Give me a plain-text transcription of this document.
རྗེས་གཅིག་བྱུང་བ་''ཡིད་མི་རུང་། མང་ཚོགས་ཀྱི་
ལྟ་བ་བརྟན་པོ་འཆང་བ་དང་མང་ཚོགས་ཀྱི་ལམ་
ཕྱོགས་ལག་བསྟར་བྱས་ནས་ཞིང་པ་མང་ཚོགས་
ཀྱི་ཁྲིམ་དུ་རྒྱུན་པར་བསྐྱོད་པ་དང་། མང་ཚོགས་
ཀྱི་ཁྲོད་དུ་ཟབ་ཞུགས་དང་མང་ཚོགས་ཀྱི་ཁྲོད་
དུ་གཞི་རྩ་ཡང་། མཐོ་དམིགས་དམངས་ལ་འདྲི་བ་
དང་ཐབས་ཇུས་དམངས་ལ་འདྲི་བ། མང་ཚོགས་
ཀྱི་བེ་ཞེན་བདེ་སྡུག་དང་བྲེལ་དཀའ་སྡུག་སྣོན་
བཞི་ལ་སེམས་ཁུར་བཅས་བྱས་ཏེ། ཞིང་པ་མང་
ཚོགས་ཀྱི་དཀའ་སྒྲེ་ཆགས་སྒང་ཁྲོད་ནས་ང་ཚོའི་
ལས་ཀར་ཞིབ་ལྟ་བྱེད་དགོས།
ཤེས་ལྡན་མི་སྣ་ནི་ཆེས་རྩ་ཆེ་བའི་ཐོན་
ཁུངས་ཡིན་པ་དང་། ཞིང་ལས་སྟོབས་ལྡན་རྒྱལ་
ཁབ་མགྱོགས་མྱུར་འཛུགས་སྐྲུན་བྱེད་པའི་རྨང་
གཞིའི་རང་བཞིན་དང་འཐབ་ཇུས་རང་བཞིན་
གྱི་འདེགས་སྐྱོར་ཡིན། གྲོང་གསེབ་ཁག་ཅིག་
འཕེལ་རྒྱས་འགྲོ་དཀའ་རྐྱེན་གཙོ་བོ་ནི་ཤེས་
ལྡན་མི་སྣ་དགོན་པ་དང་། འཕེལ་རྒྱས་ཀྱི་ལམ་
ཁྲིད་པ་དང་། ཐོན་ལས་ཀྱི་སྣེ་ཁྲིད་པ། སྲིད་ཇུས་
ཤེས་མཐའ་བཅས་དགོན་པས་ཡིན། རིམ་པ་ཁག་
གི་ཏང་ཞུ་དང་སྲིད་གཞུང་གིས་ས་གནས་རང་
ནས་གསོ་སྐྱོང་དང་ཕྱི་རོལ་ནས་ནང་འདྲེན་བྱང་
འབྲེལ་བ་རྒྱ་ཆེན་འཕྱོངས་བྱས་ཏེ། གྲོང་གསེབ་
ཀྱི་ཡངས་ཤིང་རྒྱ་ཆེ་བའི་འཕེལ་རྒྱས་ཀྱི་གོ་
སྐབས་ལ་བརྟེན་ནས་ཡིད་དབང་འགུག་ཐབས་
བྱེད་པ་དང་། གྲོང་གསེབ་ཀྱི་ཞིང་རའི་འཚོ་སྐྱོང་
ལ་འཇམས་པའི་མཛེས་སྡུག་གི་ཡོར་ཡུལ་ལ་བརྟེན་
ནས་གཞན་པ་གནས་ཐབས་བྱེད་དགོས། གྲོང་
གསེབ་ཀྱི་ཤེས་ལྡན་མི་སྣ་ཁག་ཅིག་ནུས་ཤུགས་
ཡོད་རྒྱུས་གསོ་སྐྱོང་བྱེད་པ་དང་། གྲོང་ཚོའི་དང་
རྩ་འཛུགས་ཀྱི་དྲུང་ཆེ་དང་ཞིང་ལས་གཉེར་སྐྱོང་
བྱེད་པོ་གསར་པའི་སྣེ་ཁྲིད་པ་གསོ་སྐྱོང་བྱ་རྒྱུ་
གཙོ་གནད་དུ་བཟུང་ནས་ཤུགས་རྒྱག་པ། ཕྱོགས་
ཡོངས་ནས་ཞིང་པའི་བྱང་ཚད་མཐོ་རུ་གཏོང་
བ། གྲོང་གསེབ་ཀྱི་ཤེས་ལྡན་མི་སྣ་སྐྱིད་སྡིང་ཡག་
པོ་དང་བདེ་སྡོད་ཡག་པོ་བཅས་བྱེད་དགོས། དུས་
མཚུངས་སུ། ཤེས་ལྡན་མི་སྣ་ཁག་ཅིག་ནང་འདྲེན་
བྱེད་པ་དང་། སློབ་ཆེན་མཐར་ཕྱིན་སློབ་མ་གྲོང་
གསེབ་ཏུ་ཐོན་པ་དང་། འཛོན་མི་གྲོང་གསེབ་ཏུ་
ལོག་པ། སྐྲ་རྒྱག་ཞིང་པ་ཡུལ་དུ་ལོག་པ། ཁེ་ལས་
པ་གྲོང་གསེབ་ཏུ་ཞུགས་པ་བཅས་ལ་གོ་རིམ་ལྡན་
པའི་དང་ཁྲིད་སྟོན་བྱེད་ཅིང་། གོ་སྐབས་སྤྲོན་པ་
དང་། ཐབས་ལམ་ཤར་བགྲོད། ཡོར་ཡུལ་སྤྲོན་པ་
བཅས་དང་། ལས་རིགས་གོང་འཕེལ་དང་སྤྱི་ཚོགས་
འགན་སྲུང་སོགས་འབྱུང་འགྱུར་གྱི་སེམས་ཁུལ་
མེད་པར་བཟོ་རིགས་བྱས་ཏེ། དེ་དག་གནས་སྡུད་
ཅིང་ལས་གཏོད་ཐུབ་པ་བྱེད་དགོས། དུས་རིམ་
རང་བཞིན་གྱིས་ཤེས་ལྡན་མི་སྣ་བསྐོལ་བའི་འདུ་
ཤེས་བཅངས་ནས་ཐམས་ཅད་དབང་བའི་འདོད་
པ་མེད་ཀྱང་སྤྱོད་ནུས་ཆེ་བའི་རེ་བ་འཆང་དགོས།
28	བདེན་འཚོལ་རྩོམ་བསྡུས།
* * * * *
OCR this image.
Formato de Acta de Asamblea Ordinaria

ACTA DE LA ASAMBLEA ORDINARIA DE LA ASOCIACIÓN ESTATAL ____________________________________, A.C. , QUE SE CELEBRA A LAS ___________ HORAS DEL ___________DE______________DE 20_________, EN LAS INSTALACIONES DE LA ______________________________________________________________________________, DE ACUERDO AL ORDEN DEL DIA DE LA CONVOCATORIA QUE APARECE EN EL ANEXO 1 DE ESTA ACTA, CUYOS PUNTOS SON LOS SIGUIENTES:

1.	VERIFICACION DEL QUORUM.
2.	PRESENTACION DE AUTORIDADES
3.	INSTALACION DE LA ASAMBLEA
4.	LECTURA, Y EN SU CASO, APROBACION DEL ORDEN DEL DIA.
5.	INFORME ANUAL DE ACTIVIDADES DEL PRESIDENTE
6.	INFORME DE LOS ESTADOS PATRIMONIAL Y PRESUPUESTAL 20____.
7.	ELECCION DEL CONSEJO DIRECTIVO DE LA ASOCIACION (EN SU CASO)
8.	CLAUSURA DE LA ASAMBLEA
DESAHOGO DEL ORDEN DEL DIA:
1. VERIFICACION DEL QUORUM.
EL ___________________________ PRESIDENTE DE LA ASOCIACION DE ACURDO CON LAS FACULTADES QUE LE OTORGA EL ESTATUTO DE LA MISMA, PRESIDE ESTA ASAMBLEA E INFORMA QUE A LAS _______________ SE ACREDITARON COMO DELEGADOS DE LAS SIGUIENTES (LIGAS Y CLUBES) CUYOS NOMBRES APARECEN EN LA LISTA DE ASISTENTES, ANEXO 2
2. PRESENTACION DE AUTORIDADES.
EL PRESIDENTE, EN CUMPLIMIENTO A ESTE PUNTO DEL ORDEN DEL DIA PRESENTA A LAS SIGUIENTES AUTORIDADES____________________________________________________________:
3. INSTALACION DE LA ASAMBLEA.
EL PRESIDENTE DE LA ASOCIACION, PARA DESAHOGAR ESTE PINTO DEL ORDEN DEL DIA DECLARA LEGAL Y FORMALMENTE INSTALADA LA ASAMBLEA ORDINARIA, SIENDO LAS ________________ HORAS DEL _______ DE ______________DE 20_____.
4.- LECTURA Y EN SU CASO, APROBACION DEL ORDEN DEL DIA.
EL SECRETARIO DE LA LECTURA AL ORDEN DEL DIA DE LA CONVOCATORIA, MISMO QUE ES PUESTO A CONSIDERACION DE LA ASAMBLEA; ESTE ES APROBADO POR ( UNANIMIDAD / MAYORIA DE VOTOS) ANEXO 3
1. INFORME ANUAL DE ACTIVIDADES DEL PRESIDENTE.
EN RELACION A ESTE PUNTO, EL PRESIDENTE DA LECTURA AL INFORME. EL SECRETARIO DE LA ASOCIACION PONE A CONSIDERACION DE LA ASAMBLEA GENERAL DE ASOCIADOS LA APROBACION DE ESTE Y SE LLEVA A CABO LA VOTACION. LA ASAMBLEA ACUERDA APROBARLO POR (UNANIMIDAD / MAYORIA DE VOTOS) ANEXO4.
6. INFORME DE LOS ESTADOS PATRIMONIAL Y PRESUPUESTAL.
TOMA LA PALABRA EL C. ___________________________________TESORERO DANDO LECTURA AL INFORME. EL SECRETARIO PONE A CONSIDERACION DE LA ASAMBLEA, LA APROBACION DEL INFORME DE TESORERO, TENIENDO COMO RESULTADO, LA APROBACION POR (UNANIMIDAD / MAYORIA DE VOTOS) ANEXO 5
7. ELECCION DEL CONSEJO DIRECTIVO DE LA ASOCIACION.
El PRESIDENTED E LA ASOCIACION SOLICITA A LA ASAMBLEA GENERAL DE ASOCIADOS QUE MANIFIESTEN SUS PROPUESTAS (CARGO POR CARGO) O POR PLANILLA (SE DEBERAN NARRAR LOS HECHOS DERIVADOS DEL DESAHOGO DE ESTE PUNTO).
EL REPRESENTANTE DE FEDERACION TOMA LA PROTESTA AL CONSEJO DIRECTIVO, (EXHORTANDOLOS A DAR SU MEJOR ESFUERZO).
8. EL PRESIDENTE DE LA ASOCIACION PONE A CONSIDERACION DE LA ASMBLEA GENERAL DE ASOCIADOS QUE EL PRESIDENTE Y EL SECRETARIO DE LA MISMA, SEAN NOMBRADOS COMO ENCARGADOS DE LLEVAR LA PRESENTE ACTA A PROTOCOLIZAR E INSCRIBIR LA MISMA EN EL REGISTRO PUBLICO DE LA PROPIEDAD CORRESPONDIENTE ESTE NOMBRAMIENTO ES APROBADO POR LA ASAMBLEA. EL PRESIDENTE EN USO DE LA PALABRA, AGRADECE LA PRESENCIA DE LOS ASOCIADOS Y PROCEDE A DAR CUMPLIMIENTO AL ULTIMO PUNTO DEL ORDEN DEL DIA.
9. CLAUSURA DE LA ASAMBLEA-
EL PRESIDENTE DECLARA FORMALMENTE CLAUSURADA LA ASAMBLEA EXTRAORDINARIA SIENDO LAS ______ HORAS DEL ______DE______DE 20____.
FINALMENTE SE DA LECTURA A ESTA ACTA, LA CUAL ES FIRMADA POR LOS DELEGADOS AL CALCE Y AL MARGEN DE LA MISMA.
* * * * *
▶ Task statement
Copy each line from the data above that includes "ASOCIADOS".

▶ Solution
EN RELACION A ESTE PUNTO, EL PRESIDENTE DA LECTURA AL INFORME. EL SECRETARIO DE LA ASOCIACION PONE A CONSIDERACION DE LA ASAMBLEA GENERAL DE ASOCIADOS LA APROBACION DE ESTE Y SE LLEVA A CABO LA VOTACION. LA ASAMBLEA ACUERDA APROBARLO POR (UNANIMIDAD / MAYORIA DE VOTOS) ANEXO4.
El PRESIDENTED E LA ASOCIACION SOLICITA A LA ASAMBLEA GENERAL DE ASOCIADOS QUE MANIFIESTEN SUS PROPUESTAS (CARGO POR CARGO) O POR PLANILLA (SE DEBERAN NARRAR LOS HECHOS DERIVADOS DEL DESAHOGO DE ESTE PUNTO).
8. EL PRESIDENTE DE LA ASOCIACION PONE A CONSIDERACION DE LA ASMBLEA GENERAL DE ASOCIADOS QUE EL PRESIDENTE Y EL SECRETARIO DE LA MISMA, SEAN NOMBRADOS COMO ENCARGADOS DE LLEVAR LA PRESENTE ACTA A PROTOCOLIZAR E INSCRIBIR LA MISMA EN EL REGISTRO PUBLICO DE LA PROPIEDAD CORRESPONDIENTE ESTE NOMBRAMIENTO ES APROBADO POR LA ASAMBLEA. EL PRESIDENTE EN USO DE LA PALABRA, AGRADECE LA PRESENCIA DE LOS ASOCIADOS Y PROCEDE A DAR CUMPLIMIENTO AL ULTIMO PUNTO DEL ORDEN DEL DIA.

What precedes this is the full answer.